_What is asked:_ Gather all lines with "Laboratory" from the records.

[Records from a dataset]

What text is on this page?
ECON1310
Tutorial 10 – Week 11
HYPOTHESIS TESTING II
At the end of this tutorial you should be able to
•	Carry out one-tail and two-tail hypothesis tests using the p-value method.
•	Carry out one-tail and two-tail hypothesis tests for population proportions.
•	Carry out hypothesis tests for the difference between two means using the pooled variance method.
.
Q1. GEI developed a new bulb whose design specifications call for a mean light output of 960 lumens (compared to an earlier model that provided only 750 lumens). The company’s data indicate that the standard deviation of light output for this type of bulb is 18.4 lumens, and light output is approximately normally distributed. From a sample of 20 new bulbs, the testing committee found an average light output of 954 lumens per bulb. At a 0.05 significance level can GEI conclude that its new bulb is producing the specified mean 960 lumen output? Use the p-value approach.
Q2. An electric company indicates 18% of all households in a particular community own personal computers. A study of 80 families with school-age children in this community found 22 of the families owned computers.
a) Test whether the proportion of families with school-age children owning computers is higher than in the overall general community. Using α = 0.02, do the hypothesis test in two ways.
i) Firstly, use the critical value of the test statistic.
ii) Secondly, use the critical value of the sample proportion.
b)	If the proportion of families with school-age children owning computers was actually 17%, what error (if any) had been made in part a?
* * *
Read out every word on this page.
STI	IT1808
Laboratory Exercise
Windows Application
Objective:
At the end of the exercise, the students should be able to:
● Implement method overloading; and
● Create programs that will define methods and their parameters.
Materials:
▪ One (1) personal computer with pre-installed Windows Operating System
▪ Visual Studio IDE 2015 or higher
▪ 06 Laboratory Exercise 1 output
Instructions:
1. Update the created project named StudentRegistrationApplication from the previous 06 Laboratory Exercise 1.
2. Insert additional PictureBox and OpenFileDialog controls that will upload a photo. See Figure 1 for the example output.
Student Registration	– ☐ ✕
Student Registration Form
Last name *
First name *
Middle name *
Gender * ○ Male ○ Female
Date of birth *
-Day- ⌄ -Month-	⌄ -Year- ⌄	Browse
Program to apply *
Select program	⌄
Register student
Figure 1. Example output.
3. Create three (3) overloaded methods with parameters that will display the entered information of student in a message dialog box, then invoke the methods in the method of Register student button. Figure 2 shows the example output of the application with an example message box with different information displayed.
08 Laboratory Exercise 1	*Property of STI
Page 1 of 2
---
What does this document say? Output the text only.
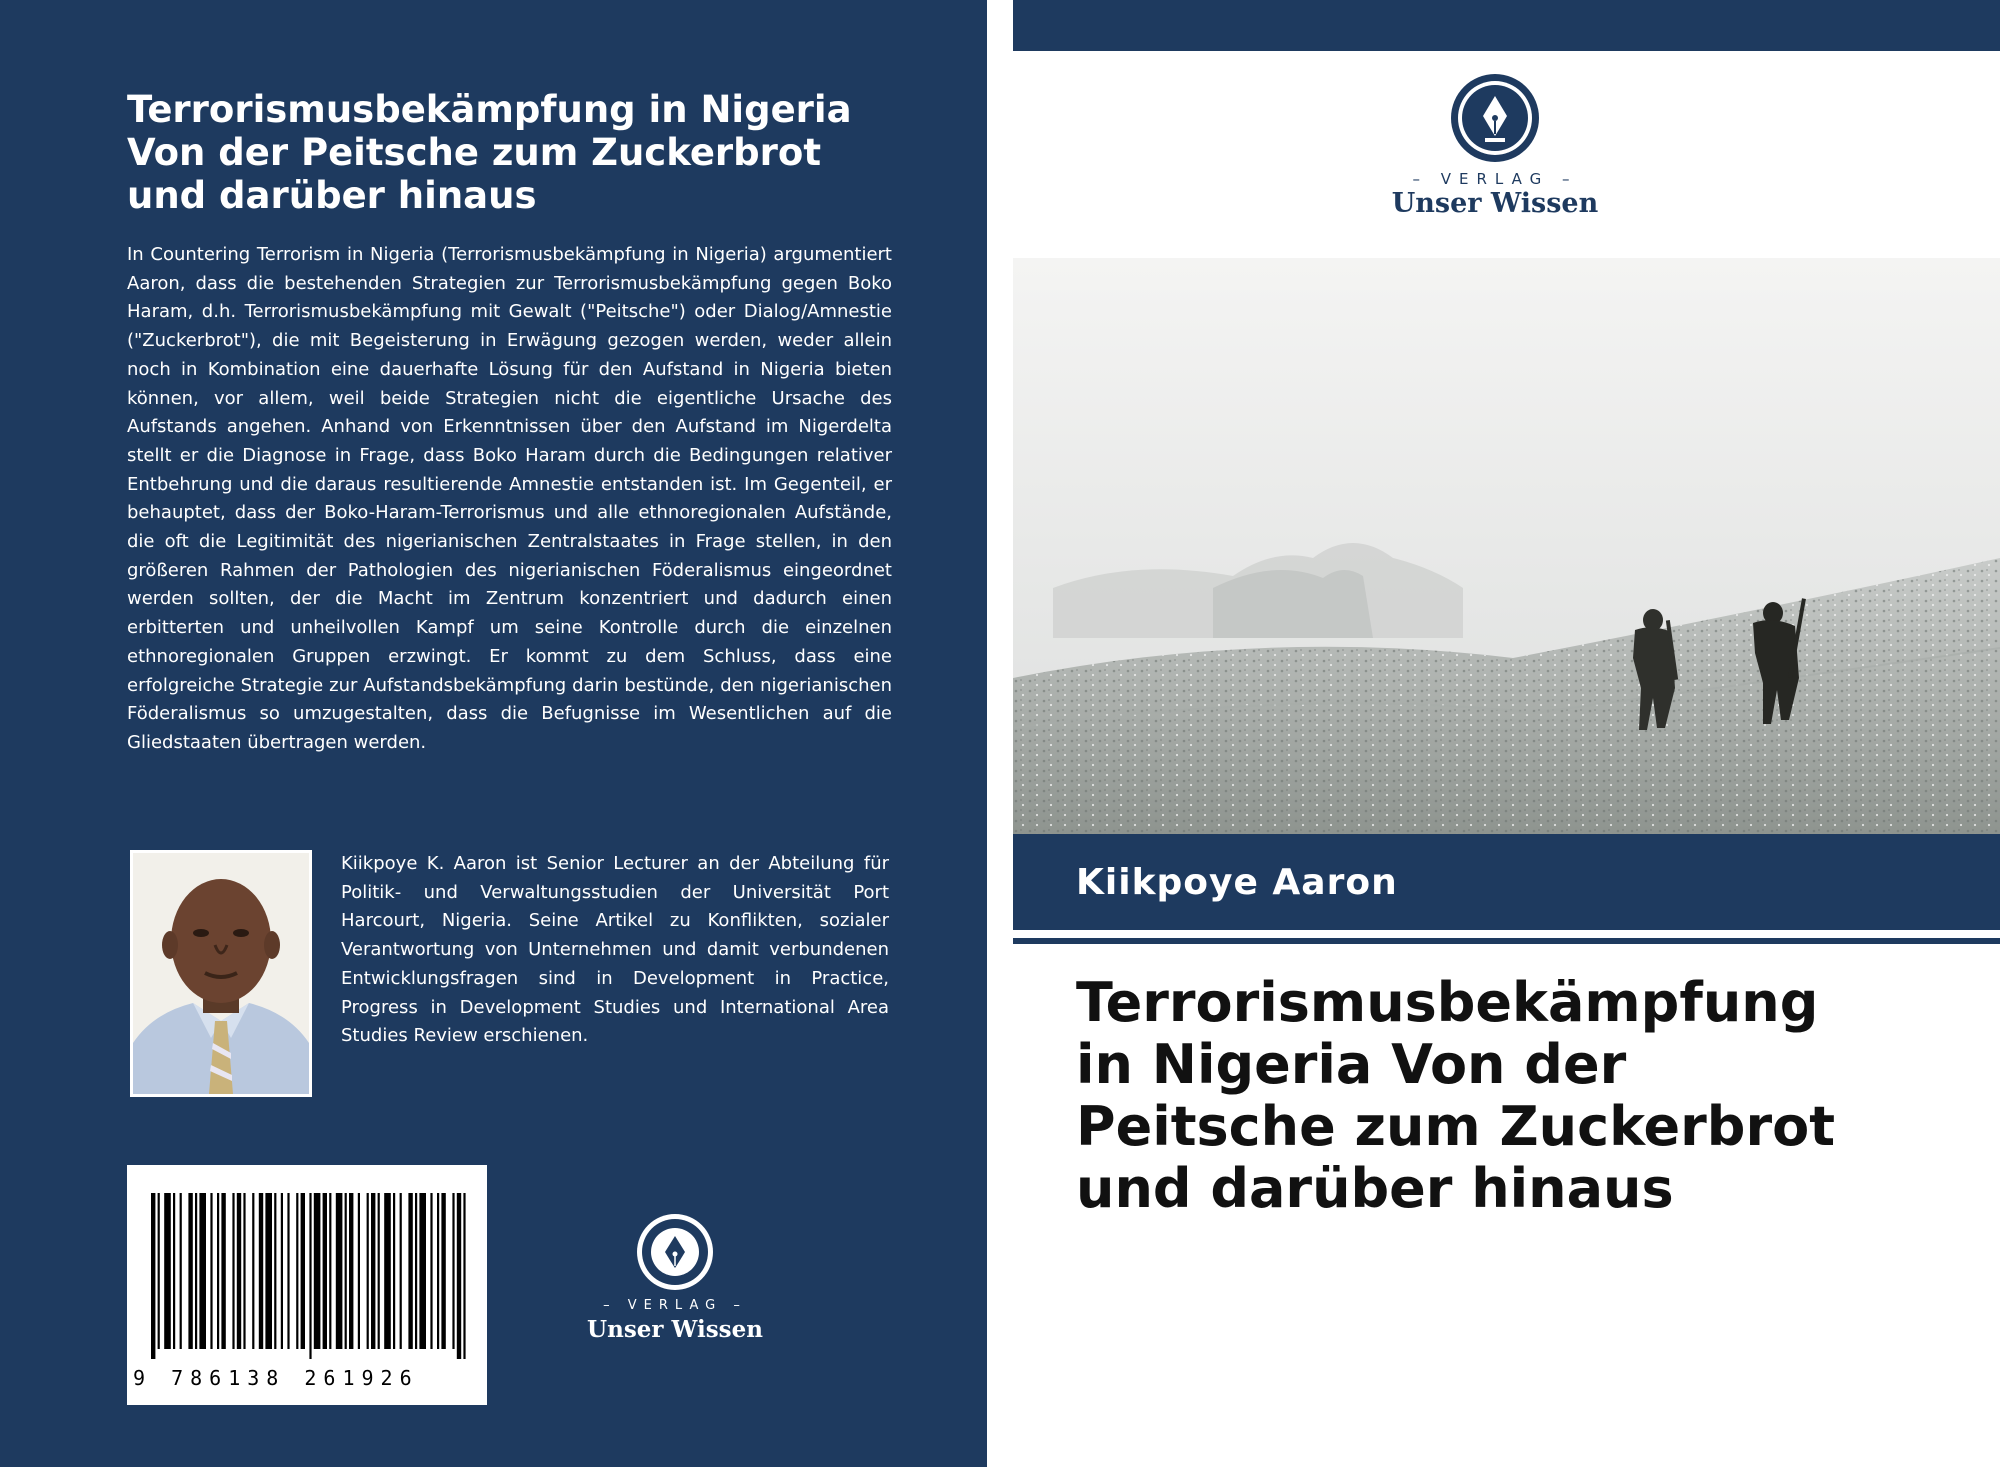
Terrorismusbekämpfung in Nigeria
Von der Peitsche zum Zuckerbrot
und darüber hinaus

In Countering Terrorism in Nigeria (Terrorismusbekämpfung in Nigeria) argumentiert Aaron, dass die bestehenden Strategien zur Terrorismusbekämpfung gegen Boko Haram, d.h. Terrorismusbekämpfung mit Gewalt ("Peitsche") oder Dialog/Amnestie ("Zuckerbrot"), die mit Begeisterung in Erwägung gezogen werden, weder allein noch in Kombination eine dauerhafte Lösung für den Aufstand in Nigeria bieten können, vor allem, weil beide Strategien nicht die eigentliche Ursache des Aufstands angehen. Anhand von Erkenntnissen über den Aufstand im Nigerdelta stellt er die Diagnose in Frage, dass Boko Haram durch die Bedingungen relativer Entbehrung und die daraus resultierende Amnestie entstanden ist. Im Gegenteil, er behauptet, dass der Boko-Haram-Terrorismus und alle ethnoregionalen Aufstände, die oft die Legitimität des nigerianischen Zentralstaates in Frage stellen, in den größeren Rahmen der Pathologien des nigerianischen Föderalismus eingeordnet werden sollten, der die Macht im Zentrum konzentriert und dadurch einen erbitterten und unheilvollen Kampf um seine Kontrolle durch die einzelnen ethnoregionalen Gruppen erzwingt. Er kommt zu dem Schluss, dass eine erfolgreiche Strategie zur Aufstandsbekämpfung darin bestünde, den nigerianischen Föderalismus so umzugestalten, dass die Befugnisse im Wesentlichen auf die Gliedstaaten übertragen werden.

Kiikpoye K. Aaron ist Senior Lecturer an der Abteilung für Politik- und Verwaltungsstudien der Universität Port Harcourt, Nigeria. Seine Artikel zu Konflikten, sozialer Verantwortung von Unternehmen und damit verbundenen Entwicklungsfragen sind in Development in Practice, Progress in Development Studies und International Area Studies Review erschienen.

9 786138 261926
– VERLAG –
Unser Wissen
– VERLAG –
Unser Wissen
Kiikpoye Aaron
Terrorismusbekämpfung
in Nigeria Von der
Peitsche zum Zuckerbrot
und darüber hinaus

_Task answer:_
Laboratory Exercise
▪ 06 Laboratory Exercise 1 output
1. Update the created project named StudentRegistrationApplication from the previous 06 Laboratory Exercise 1.
08 Laboratory Exercise 1	*Property of STI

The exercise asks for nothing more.